• Page excerpt
--- --- ---

He joins us on the phone from New Jersey. Paul
spent thirty years as a media analyst, also with US
as Bloomberg News earnings reporter Red Brown. Hey, Paul, I
want to start with you, because I got to tell you,
I'm pretty surprised by the reaction to these numbers, considering
they were it was such a blowout quarter Why do
you think the stock is moving lower in the after hours.

Speaker 4 (01:00):
Yeah, I think it's a little bit by the rumor. Still,
the news people have been hyping up this quarter as
a really big quarter because you know, the paid subscription
was going to fuel subscriber growth. Yet again, you're that
a big beat on subs last quarter. Some the stock
was up about twenty five percent since they reported in January,
so it's probably just taking back some of those games.

--- --- ---

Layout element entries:

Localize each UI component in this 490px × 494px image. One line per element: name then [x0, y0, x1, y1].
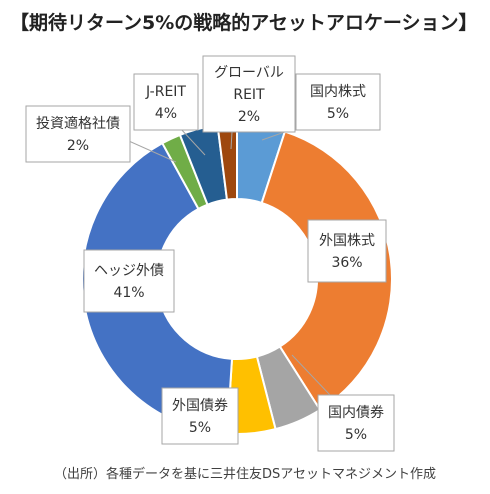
slice-8-value-label: 2% — [238, 109, 260, 125]
slice-5-category-label: ヘッジ外債 — [94, 263, 164, 279]
slice-6-category-label: 投資適格社債 — [36, 115, 120, 132]
slice-8-category-label: グローバル — [214, 65, 284, 81]
slice-5-value-label: 41% — [113, 285, 144, 301]
slice-7-callout: J-REIT 4% — [133, 73, 206, 156]
slice-2-category-label: 外国株式 — [319, 233, 375, 249]
slice-3-category-label: 国内債券 — [328, 405, 384, 421]
slice-4-value-label: 5% — [189, 420, 211, 436]
slice-6-value-label: 2% — [67, 138, 89, 154]
slice-6-label-box — [25, 105, 131, 163]
slice-2-label-box — [307, 219, 387, 283]
slice-8-category-label: REIT — [233, 87, 265, 103]
slice-8-leader-line — [230, 131, 233, 150]
slice-2-value-label: 36% — [331, 255, 362, 271]
slice-5-label-box — [83, 249, 175, 313]
chart-title: 【期待リターン5%の戦略的アセットアロケーション】 — [10, 12, 478, 34]
slice-1-label-box — [295, 73, 381, 131]
slice-6-callout: 投資適格社債 2% — [25, 105, 177, 163]
slice-1-callout: 国内株式 5% — [261, 73, 381, 141]
slice-8-label-box — [202, 55, 296, 133]
slice-4-callout: 外国債券 5% — [161, 387, 239, 445]
slice-7-leader-line — [179, 127, 206, 156]
slice-3-value-label: 5% — [345, 427, 367, 443]
slice-3-label-box — [317, 394, 395, 452]
slice-3-callout: 国内債券 5% — [291, 354, 395, 452]
slice-7-label-box — [133, 73, 199, 131]
slice-2-callout: 外国株式 36% — [307, 219, 387, 283]
callout-labels: 国内株式 5% 外国株式 36% 国内債券 5% 外国債券 5% ヘッジ外債 41% 投資適格社債 2… — [25, 55, 395, 452]
source-note: （出所）各種データを基に三井住友DSアセットマネジメント作成 — [53, 467, 436, 482]
slice-4-label-box — [161, 387, 239, 445]
slice-1-value-label: 5% — [327, 106, 349, 122]
slice-8-callout: グローバル REIT 2% — [202, 55, 296, 150]
slice-3-leader-line — [291, 354, 331, 396]
slice-5-callout: ヘッジ外債 41% — [83, 249, 175, 313]
slice-6-leader-line — [121, 137, 177, 163]
slice-7-value-label: 4% — [155, 106, 177, 122]
slice-1-category-label: 国内株式 — [310, 84, 366, 100]
slice-4-category-label: 外国債券 — [172, 398, 228, 414]
slice-7-category-label: J-REIT — [145, 84, 186, 100]
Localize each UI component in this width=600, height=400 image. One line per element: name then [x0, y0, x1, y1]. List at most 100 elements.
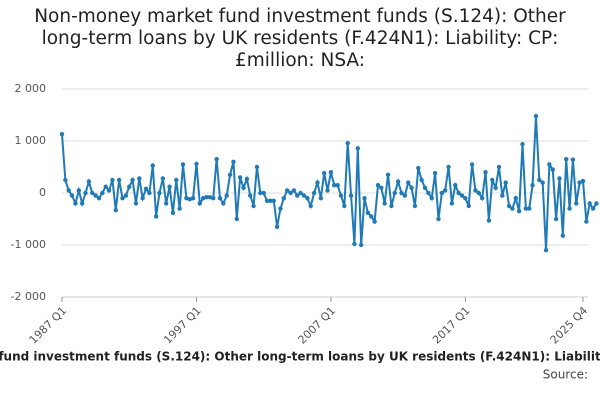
data-point — [207, 194, 213, 200]
data-point — [426, 190, 431, 196]
data-point — [459, 193, 465, 198]
data-point — [510, 206, 515, 211]
data-point — [150, 163, 155, 168]
data-point — [543, 248, 549, 253]
data-point — [127, 184, 132, 189]
data-point — [382, 201, 387, 206]
data-point — [436, 216, 441, 222]
data-point — [416, 165, 421, 171]
data-point — [587, 201, 592, 206]
data-point — [177, 206, 182, 211]
data-point — [412, 203, 418, 209]
data-point — [496, 164, 502, 170]
data-point — [580, 178, 586, 184]
data-point — [147, 190, 152, 196]
data-point — [523, 206, 529, 211]
data-point — [439, 190, 445, 196]
source: Source: — [543, 368, 588, 382]
data-point — [76, 188, 82, 193]
legend-entry: Non-money market fund investment funds (… — [0, 350, 600, 364]
data-point — [254, 164, 260, 170]
data-point — [278, 206, 283, 211]
data-point — [211, 196, 216, 201]
data-point — [325, 188, 330, 193]
data-point — [180, 162, 186, 167]
data-point — [506, 203, 512, 209]
x-tick-label: 2017 Q1 — [430, 304, 473, 347]
data-point — [204, 194, 209, 200]
data-point — [372, 219, 377, 224]
data-point — [375, 183, 381, 188]
data-point — [295, 193, 300, 198]
data-point — [143, 186, 149, 192]
data-point — [113, 207, 118, 213]
data-point — [194, 161, 199, 167]
x-tick-label: 2007 Q1 — [296, 304, 339, 347]
data-point — [385, 172, 391, 177]
x-tick-label: 2025 Q4 — [548, 304, 591, 347]
data-point — [140, 196, 145, 201]
data-point — [537, 177, 542, 183]
data-point — [160, 176, 166, 181]
data-point — [237, 175, 243, 180]
data-point — [318, 196, 324, 201]
data-point — [594, 201, 599, 206]
data-point — [409, 185, 414, 190]
data-point — [93, 193, 98, 198]
data-point — [463, 196, 468, 201]
data-point — [83, 190, 88, 196]
data-point — [590, 206, 596, 211]
data-point — [547, 162, 552, 167]
data-point — [513, 196, 518, 201]
data-point — [560, 233, 566, 238]
data-point — [137, 176, 142, 181]
data-point — [133, 201, 139, 206]
data-point — [332, 183, 337, 188]
data-point — [116, 177, 122, 183]
data-point — [100, 190, 105, 196]
data-point — [379, 185, 384, 190]
data-point — [258, 190, 263, 196]
data-point — [446, 164, 451, 170]
data-point — [402, 193, 408, 198]
data-point — [200, 196, 206, 201]
data-point — [167, 184, 172, 189]
data-point — [157, 190, 162, 196]
data-point — [79, 201, 85, 206]
data-point — [466, 203, 471, 209]
y-tick-label: 1 000 — [15, 134, 47, 147]
data-point — [335, 183, 340, 188]
data-point — [563, 157, 569, 162]
data-point — [217, 196, 223, 201]
data-point — [406, 180, 411, 185]
chart-title: Non-money market fund investment funds (… — [34, 6, 566, 71]
data-point — [389, 203, 394, 209]
data-point — [153, 214, 159, 219]
data-point — [399, 190, 404, 196]
y-tick-label: -1 000 — [11, 238, 46, 251]
data-point — [241, 185, 246, 190]
data-point — [490, 177, 495, 183]
data-point — [90, 190, 95, 196]
data-point — [227, 172, 233, 177]
data-point — [345, 140, 350, 146]
data-point — [288, 190, 293, 196]
data-point — [342, 203, 347, 209]
data-point — [533, 113, 539, 119]
data-point — [59, 132, 65, 137]
data-point — [308, 203, 313, 209]
data-point — [63, 177, 68, 183]
data-point — [432, 171, 438, 176]
data-point — [520, 141, 525, 147]
data-point — [248, 193, 253, 198]
y-tick-label: 0 — [39, 186, 46, 199]
data-point — [419, 177, 424, 183]
data-point — [214, 157, 219, 162]
data-point — [103, 184, 108, 189]
data-point — [553, 216, 559, 222]
data-point — [453, 183, 458, 188]
data-point — [362, 196, 367, 201]
data-point — [355, 146, 360, 151]
data-point — [392, 190, 397, 196]
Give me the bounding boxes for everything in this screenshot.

--- --- ---

Answer these questions from the interview excerpt:
1. From which state does Paul join by phone?
2. How many years did Paul spend as a media analyst?
3. By about what percentage had the stock risen since the January report?

1. New Jersey
2. Thirty years
3. About twenty-five percent